Provide the count of lines that hold "JSON" and no other output.

Dataset records:
_____
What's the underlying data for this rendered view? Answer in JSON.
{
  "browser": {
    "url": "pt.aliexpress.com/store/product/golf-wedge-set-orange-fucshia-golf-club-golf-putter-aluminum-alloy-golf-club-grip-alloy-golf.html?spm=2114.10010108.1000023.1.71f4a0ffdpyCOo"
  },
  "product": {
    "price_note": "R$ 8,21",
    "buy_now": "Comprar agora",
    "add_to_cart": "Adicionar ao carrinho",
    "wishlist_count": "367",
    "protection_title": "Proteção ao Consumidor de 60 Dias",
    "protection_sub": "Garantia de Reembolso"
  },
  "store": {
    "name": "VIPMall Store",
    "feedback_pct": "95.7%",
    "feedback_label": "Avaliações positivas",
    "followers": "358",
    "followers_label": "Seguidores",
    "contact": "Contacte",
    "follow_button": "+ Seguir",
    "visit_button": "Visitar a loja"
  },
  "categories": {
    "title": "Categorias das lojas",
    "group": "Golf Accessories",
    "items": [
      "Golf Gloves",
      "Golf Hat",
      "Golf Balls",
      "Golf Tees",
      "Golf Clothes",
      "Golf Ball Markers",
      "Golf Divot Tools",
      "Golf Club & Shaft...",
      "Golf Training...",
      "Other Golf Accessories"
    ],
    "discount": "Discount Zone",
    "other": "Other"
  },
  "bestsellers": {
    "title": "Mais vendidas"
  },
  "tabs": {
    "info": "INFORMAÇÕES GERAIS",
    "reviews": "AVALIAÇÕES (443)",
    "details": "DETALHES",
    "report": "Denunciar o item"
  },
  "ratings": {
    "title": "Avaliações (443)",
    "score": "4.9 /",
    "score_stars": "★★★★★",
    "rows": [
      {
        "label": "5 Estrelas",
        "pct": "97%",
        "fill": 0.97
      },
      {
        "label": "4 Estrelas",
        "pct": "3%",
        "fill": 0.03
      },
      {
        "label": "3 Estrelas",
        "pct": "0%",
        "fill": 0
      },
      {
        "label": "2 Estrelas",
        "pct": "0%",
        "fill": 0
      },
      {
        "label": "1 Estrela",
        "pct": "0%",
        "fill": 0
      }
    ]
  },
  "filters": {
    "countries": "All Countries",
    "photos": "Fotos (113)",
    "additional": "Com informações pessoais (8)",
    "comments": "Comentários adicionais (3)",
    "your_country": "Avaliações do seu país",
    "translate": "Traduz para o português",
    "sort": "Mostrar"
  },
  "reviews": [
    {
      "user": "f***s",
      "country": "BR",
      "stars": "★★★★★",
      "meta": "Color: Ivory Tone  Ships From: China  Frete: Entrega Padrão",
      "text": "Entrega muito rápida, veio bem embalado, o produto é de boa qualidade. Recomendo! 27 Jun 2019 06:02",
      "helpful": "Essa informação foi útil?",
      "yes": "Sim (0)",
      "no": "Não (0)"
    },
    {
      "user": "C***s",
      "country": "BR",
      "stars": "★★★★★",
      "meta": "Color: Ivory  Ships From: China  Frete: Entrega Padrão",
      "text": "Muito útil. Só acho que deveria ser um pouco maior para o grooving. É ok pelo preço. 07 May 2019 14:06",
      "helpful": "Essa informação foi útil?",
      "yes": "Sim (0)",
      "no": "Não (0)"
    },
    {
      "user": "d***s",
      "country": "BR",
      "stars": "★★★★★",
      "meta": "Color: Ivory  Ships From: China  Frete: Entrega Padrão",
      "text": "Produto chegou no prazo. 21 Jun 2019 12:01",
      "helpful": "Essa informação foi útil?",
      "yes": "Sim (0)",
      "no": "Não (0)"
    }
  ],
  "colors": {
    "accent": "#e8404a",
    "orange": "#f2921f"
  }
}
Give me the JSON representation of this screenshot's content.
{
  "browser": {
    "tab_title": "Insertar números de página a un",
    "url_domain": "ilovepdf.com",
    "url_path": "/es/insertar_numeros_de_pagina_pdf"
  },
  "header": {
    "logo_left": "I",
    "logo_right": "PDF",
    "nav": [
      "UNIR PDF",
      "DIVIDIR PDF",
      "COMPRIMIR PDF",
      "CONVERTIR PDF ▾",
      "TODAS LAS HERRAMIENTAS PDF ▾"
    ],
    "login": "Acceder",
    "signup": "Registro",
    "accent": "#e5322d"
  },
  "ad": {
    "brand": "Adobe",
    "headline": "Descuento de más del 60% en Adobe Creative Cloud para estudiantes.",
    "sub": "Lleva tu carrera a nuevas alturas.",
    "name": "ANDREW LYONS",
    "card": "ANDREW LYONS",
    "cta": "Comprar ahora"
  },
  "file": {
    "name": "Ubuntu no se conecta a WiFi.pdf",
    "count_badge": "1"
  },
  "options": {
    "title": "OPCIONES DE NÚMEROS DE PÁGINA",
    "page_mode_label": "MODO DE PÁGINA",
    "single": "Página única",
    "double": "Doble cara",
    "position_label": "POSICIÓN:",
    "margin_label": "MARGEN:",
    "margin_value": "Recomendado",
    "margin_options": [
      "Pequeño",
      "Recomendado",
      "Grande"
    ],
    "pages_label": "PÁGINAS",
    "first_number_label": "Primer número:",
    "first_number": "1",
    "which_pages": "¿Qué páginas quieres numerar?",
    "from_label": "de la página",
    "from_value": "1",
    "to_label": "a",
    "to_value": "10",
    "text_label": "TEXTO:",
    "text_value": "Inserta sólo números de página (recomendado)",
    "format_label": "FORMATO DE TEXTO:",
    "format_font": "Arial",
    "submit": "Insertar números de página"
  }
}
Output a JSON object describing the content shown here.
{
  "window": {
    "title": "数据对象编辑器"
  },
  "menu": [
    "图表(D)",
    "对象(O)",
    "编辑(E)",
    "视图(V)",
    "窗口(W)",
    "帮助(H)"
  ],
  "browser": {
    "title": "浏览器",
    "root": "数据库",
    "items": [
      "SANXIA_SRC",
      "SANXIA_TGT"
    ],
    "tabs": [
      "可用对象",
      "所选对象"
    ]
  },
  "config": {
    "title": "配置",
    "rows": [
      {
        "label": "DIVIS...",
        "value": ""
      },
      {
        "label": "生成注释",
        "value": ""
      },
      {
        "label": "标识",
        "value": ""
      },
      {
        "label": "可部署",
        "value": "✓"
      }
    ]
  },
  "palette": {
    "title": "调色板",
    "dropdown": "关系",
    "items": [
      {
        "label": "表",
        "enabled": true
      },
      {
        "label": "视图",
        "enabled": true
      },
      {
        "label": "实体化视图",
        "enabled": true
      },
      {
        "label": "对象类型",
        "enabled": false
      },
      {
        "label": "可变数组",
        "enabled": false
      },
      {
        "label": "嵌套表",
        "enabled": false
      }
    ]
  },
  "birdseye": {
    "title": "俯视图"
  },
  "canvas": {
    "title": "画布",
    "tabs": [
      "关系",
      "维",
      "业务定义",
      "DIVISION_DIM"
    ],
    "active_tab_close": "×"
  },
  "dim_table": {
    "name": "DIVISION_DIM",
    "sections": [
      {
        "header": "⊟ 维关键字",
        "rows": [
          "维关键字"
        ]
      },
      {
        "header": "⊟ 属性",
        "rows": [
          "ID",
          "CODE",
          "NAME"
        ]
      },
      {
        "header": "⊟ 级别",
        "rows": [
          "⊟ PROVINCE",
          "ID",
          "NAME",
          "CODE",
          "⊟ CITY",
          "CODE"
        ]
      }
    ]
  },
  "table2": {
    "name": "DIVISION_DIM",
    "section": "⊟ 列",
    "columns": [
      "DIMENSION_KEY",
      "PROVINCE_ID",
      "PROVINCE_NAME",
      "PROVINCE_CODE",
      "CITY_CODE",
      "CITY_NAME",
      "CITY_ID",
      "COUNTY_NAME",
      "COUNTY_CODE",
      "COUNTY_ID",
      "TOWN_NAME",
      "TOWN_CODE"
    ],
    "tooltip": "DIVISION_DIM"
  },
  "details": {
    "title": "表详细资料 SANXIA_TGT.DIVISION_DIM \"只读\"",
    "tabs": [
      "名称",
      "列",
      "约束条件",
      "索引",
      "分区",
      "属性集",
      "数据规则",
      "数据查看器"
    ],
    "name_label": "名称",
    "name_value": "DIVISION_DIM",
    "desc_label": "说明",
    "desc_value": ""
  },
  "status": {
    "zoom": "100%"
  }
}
_____
=== Result for this exercise ===
3